# [GIVEN PASSAGE]
Oh. My. God. Today it hit 44 degrees here. FORTY FOUR or 111.2 in the old scale. And guess where I was? In an un-air conditioned classroom attending a parenting seminar.
Urgh does not really cover it.
The seminar was fantastic, I have been discovering the slow parenting movement and Forest pre-schools - pre-schools where the kids spend all day messing about in a forest with no toys except what they can find - I kid you not. They do have a shed or similar to hide in when the temperature drops below -10 (yes MINUS TEN DEGREES CELCIUS) or there is a storm, but other than that they potter about outside playing with sticks and lighting fires with flint stones, none the worse for wear.
I also experienced my first encounter with an attachment parent. I'm an each to their own kind of person in most things and parenting style is no exception. Personally, attachment parenting has always been one of those things that I was sure if I tried my head would explode within twenty minutes and I'd have to retire to bed with a valium and a large glass of bacardi. But yanno, if it works for you...
When I realised that the mother in question had eschewed the offered child care and was bringing her two kids aged 6months and 2.5 into the lecture with her I was all you are KIDDING me, and how totally selfish is she, and great, 40+ degrees and I'm stuck in a room with her screaming kids. But these kids were without doubt the happiest and most beautifully behaved I have ever come across. Not a peep out of either of them. They ate, played happily and silently and then napped. Woke up, got a hug, and went on with their playing.
I honestly never thought that children could behave like that in a crowded room - mine certainly wouldn't.

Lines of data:
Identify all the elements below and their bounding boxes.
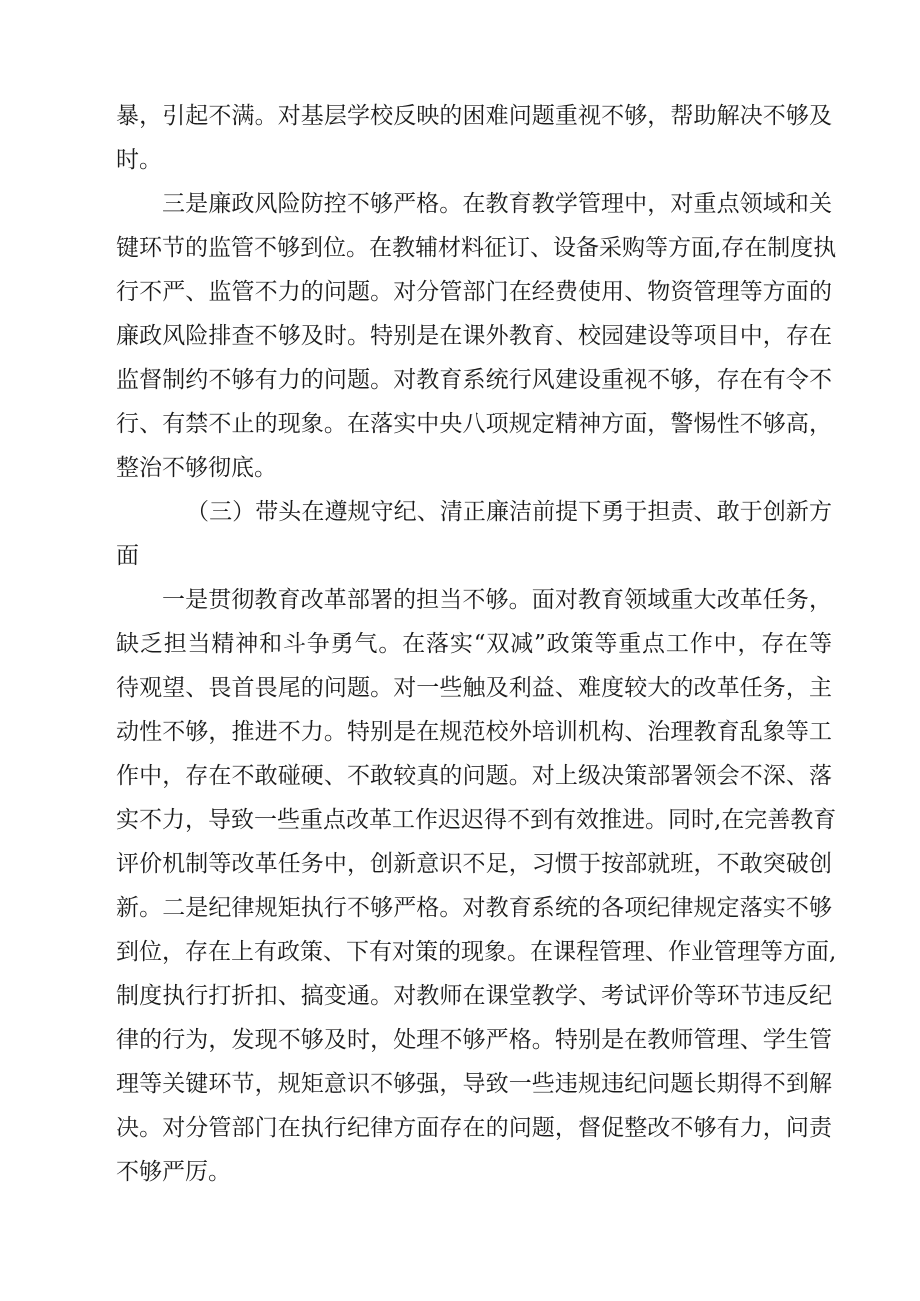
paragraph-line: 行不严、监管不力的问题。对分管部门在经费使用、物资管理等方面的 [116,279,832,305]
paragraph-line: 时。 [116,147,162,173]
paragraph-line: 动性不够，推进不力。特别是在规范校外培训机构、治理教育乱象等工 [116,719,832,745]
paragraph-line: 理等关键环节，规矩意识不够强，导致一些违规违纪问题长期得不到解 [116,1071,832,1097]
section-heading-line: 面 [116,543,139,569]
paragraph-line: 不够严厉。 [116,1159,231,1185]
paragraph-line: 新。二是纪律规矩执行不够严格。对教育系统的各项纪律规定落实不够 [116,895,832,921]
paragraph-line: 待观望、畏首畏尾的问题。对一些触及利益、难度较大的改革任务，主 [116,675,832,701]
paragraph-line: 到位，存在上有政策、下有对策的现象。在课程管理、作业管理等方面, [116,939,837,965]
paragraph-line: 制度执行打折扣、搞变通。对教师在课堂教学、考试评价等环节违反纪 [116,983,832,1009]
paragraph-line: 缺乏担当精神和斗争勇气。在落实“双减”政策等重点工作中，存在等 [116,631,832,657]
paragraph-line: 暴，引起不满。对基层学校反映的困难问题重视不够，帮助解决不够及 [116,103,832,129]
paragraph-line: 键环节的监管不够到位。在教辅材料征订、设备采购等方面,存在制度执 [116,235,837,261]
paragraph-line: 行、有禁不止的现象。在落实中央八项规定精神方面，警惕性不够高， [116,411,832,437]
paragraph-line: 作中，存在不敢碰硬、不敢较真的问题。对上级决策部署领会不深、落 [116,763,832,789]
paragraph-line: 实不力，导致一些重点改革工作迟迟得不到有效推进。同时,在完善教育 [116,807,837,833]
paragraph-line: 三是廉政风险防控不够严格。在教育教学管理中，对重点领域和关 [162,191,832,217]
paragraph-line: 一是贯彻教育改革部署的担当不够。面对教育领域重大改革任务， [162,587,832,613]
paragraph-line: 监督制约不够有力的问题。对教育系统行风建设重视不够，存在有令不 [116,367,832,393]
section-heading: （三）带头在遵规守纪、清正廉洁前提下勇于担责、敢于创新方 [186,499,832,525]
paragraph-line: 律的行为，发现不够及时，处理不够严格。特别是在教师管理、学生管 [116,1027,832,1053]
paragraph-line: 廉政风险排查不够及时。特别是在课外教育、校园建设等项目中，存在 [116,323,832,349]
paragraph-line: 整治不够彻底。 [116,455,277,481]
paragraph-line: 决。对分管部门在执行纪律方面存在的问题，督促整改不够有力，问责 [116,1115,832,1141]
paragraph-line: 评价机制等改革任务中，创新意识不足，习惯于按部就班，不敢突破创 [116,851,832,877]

--

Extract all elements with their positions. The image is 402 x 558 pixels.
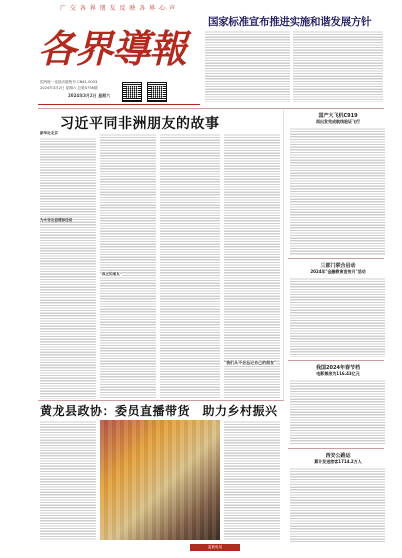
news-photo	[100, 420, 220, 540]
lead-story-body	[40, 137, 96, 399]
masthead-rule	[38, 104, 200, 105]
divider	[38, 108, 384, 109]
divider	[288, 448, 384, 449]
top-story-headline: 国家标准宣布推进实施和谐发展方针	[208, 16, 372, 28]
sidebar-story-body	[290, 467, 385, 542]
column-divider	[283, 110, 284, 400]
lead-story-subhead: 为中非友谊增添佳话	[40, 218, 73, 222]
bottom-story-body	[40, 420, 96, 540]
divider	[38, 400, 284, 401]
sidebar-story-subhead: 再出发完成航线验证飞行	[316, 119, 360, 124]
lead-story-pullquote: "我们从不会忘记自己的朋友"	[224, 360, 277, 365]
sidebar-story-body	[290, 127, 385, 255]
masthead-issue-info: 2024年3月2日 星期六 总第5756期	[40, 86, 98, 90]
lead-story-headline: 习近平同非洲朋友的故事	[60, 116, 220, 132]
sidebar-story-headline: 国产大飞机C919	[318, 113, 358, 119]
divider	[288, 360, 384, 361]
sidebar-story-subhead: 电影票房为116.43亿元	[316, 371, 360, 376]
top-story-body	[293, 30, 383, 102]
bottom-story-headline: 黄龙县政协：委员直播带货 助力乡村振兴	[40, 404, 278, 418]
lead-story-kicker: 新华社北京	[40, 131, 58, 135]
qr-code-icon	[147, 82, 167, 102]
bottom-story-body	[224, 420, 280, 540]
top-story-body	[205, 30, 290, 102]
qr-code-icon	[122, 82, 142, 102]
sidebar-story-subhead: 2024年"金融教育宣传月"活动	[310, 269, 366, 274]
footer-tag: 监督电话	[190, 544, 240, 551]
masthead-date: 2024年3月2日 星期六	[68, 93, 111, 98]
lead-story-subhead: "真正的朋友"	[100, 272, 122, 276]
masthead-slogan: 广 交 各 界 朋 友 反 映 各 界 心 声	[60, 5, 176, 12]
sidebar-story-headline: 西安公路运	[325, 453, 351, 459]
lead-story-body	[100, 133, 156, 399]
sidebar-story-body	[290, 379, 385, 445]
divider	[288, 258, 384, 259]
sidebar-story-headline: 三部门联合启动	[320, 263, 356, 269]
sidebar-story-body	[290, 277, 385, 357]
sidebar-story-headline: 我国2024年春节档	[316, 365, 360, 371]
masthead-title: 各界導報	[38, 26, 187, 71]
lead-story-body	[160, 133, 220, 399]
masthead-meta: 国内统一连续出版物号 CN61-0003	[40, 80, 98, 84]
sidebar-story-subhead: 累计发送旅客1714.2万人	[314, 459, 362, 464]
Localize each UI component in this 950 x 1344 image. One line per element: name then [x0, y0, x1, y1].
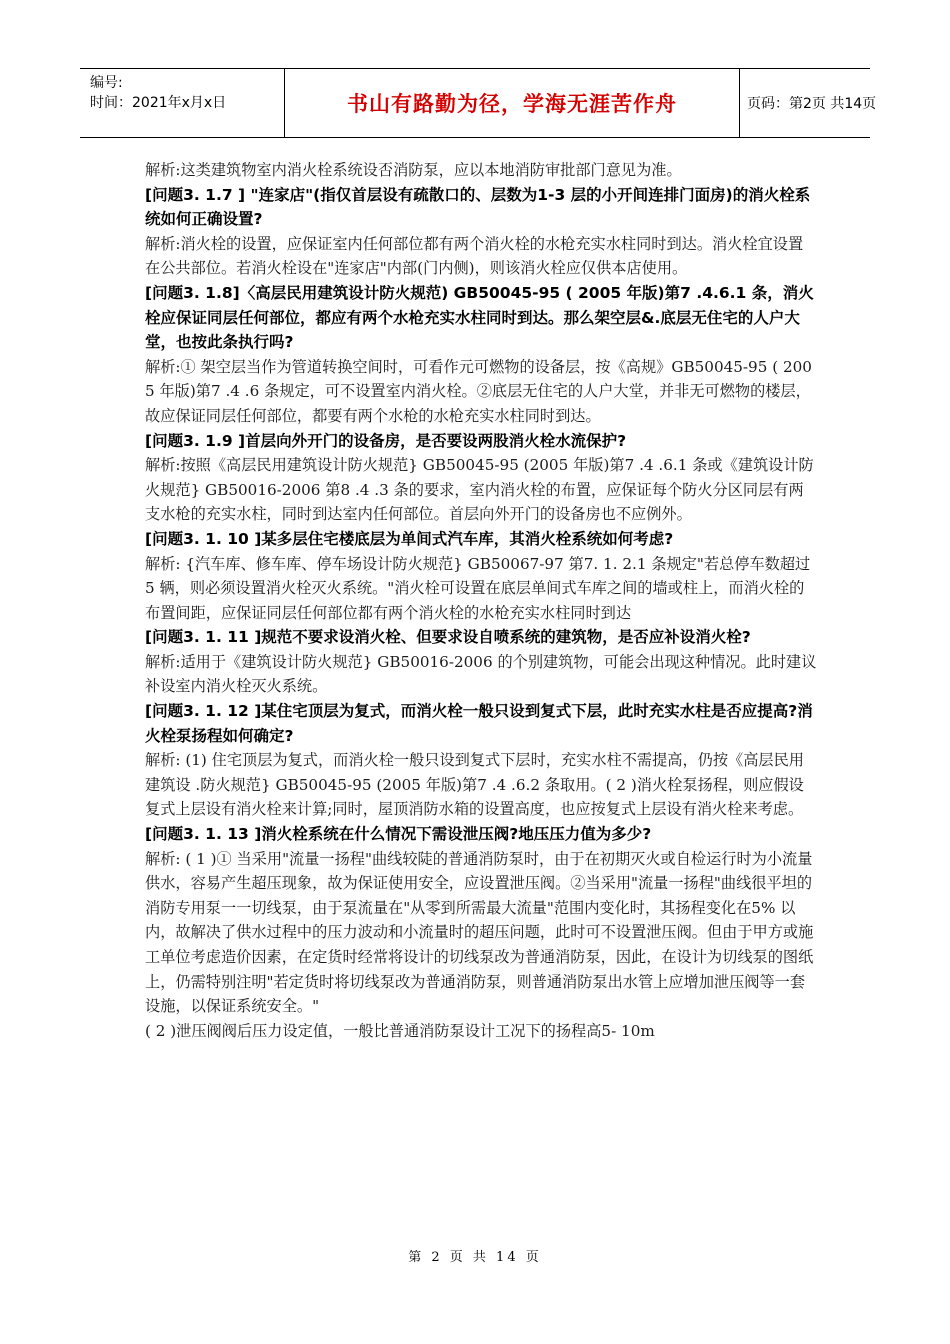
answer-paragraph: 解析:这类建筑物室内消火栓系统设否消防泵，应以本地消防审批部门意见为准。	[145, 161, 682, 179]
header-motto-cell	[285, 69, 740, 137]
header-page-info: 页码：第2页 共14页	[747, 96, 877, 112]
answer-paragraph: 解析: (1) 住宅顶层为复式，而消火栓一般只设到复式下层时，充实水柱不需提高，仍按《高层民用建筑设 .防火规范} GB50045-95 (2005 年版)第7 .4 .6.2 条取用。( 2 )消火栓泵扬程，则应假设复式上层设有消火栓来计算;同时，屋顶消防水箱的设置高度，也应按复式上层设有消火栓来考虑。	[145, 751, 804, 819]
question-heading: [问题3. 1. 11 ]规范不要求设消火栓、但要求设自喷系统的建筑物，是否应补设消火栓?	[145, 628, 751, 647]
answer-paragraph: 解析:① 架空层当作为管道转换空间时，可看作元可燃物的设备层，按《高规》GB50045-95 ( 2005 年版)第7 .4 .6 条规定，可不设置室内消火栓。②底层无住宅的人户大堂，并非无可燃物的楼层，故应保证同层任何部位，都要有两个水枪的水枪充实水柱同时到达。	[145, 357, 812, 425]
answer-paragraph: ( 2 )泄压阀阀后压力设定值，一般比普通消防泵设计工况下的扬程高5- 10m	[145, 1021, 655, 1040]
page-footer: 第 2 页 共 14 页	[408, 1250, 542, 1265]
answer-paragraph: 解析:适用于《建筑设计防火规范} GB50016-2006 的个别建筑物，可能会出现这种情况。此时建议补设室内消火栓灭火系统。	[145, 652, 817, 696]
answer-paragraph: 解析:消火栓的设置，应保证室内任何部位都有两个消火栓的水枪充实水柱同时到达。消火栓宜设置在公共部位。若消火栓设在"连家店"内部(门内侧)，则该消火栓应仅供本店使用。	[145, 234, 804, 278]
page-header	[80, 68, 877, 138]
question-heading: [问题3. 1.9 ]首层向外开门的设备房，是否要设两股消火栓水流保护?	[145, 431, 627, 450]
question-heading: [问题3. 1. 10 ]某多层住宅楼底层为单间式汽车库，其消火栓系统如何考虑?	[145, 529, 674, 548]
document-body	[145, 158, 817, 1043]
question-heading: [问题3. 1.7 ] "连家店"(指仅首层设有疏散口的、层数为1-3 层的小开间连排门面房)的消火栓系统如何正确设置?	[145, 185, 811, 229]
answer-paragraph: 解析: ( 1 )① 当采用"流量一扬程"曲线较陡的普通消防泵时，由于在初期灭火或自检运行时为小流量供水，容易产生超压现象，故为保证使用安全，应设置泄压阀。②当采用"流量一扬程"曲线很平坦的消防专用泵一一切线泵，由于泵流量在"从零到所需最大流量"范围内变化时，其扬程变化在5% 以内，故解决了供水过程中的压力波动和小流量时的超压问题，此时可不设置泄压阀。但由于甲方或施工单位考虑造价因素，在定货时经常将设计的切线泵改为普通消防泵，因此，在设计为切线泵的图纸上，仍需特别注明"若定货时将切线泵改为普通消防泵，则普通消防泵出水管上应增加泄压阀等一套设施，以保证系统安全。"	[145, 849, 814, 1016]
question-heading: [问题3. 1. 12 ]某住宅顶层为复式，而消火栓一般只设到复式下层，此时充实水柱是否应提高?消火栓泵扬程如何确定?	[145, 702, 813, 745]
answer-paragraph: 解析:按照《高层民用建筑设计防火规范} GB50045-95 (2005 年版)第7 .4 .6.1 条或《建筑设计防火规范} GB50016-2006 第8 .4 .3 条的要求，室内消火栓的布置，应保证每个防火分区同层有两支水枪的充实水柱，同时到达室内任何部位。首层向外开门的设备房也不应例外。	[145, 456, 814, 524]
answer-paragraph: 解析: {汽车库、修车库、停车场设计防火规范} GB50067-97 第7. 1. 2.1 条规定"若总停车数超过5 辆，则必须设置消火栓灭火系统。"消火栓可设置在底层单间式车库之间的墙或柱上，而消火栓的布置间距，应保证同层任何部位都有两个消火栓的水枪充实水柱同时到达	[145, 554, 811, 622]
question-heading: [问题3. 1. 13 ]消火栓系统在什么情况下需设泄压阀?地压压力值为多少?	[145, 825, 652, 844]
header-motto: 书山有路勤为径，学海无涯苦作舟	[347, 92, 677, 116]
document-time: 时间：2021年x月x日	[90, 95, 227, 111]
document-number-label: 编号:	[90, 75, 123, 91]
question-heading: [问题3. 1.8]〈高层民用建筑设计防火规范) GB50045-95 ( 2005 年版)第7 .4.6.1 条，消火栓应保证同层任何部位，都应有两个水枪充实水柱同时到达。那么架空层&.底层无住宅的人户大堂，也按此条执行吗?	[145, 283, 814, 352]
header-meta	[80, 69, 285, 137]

--

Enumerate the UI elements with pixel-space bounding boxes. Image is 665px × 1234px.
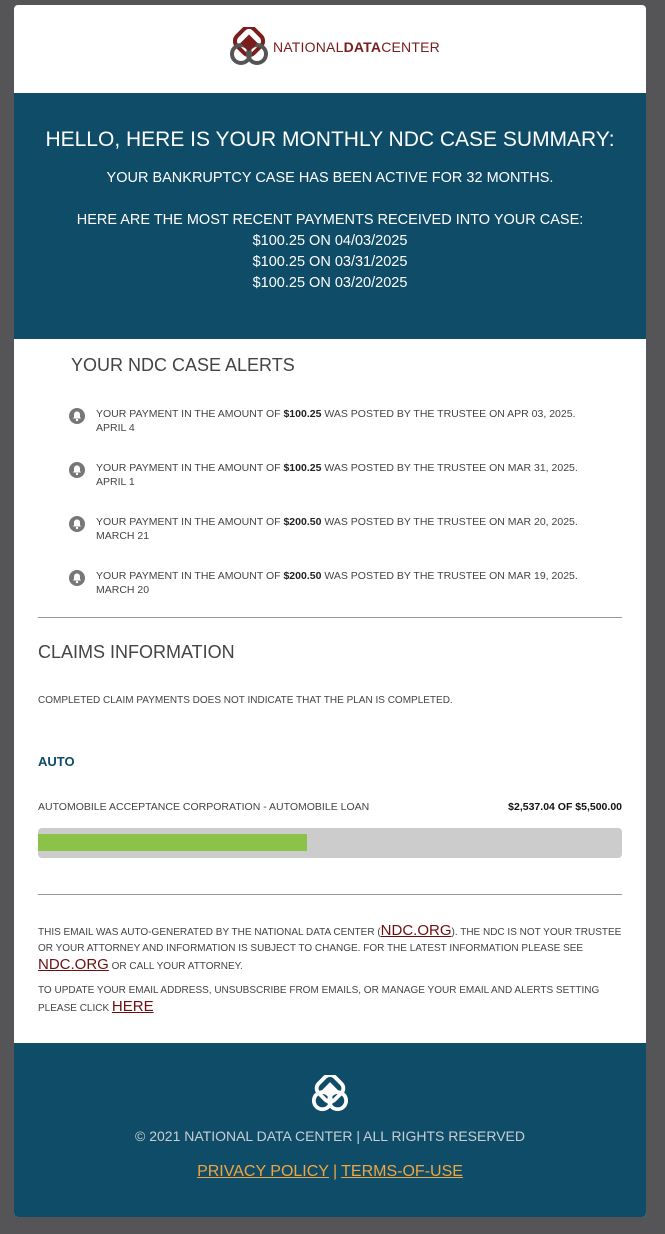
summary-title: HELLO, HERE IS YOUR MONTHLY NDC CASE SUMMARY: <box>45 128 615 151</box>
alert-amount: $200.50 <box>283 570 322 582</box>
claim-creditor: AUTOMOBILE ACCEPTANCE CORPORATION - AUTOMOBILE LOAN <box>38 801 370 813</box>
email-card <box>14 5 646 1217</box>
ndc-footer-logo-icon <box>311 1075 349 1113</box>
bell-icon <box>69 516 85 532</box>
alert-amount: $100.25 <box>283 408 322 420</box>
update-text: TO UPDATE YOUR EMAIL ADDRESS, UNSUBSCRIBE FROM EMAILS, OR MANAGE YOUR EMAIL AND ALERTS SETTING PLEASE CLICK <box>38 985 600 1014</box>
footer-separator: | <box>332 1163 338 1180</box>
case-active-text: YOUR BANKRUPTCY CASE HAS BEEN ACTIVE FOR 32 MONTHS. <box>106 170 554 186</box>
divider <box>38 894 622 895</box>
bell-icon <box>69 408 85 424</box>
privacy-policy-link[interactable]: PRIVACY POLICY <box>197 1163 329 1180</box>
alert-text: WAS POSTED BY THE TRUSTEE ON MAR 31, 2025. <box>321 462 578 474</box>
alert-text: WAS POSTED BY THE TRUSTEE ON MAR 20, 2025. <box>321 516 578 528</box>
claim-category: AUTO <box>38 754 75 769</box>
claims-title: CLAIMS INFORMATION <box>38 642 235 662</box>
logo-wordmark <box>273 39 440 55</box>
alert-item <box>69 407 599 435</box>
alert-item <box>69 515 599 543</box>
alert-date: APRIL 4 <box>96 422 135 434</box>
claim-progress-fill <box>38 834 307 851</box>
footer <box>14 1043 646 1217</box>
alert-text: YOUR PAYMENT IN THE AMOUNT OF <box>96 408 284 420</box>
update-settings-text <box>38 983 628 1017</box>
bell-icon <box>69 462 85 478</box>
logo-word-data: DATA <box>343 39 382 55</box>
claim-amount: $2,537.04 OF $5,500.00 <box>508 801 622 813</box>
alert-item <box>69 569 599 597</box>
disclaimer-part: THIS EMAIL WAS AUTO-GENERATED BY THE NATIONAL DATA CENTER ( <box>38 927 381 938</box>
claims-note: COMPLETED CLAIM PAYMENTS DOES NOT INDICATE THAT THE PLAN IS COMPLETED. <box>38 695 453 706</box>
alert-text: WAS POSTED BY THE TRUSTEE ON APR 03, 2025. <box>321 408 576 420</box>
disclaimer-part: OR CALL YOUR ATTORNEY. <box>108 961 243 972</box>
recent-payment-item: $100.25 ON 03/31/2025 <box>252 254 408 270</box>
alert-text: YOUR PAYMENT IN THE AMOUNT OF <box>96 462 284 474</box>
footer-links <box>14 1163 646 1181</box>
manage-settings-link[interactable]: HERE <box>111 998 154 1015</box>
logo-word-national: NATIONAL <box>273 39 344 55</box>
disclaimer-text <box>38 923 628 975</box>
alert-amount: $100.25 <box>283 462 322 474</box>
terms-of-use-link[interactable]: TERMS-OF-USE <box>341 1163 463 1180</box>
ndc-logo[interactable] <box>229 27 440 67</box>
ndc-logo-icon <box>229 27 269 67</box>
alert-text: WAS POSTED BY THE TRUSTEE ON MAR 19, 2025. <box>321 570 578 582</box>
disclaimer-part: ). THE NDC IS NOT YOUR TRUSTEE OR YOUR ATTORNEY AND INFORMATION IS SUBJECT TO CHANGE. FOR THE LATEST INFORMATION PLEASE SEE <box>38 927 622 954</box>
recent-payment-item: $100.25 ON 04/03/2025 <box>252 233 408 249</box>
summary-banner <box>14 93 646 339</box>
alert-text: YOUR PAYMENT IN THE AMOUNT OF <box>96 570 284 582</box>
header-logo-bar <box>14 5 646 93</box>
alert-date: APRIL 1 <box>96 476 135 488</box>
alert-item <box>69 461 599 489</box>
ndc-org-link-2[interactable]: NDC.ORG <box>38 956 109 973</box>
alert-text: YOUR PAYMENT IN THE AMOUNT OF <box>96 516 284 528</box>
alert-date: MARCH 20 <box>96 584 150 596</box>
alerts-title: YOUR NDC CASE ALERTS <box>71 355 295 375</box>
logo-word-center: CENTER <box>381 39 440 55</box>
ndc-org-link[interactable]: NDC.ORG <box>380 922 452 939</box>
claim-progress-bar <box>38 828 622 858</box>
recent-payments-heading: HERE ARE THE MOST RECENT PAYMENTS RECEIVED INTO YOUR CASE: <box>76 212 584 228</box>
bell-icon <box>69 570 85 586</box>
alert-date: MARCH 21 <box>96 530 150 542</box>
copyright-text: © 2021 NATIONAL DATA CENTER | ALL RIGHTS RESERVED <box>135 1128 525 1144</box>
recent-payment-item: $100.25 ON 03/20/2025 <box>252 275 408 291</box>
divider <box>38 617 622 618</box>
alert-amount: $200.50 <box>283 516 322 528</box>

# [STATED PROBLEM 1]
In the blog post about the parenting seminar, why do the forest pre-schools have a shed or similar shelter? Answer in one to three sentences.
# [STATED PROBLEM 2]
Write the next part of the blog post about the parenting seminar.
The data is separate material and has nothing to do with the blog post.

# [EXPECTED ANSWER 1]
The forest pre-schools keep a shed or similar shelter so the children have somewhere to hide when the temperature drops below -10 degrees Celsius or when there is a storm. The rest of the time the children stay outside.

# [EXPECTED ANSWER 2]
Arrived home with Miss nearly 4 in a sweaty heap and the sum total of achievements since then has been sorting out my bumper 13kg plum harvest into those for drying (the perfectly ripe ones), those for jam (the under-ripe ones) and those for making into plum butter (or puree or fruit leathers) - the over ripe and blemished ones.
OH AND... we got a new shower head.
:)
Friday, November 20, 2009
Hot - and not in a good way
Thursday, November 19, 2009
Bushfire Survival Queen and Hunter of Lost Car Keys
Hmm, so its all happening on the meteorological front tomorrow.
The Bureau is telling us that not only will there be a duststorm with vile air quality but we're expecting severe fire weather in Sydney as well.
Ye Gods.
I blogged a while back about how helpless I felt knowing my area will at some point be threatened by bushfire (you get that in an extreme fire danger area). Since then I've done some research and talked to people and have nutted out a When To Leave plan.
So, for what its worth (and because its been a slow hot day in Chez Nicholas) this is our bushfire evacuation plan...
- Severe fire danger
- See or smell smoke - locate fire (internet, radio, phone RFS)
- Fire 20kms away - stay put and monitor
- Fire 10kms away
- Moving towards us - Leave
- Moving away from us - stay put and monitor
- Fire 5kms away - Leave
- Extreme fire danger
- See or smell smoke - locate fire (internet, radio, phone RFS)
- Fire 20kms away
- Moving towards us - Leave
- Moving away from us - stay put and monitor
- Fire 10kms away - Leave
- Fire 5kms away - Leave with extreme urgency
- Catastrophic fire danger - leave
In other news My Wretched Husband - let's refer to him as SOMEONE - buggered off to Chatswood this afternoon leaving me to discover that the SOMEONE had decided to play hide the car keys five minutes before I had to pick up Miss Five from pre-school. Ten minutes later I was just pulling on my sneakers to RUN through the 37 degree heat the 2kms to the pre-school and get her (desperate phone calls to friends had gone unanswered) and I glanced at the pram. A suspicion dawned and sure enough there in the back pouch were the keys. WHERE HE HAD LEFT THEM.
Argh. Don't worry, I've made him suffer and I'm not done yet.
Manic drive and I got there late but not so late that she was sitting forlornly alone on the mat waiting for me. PHEW - bless the other slack mums in the world. Bless. Them. All. Had to recover sitting in the bed with the kids eating ice-blocks and writing letters to Santa (for the kids - Santa already knows what I want, same thing as last year... a pirate).
Also the dog has eaten a lot of unripe plums (yes, I feel that is going to end Very Badly).
sigh.
Wednesday, November 18, 2009
Gingerbread Part Two
Ta daa... one fully functioning gingerbread house. Every bit of it edible.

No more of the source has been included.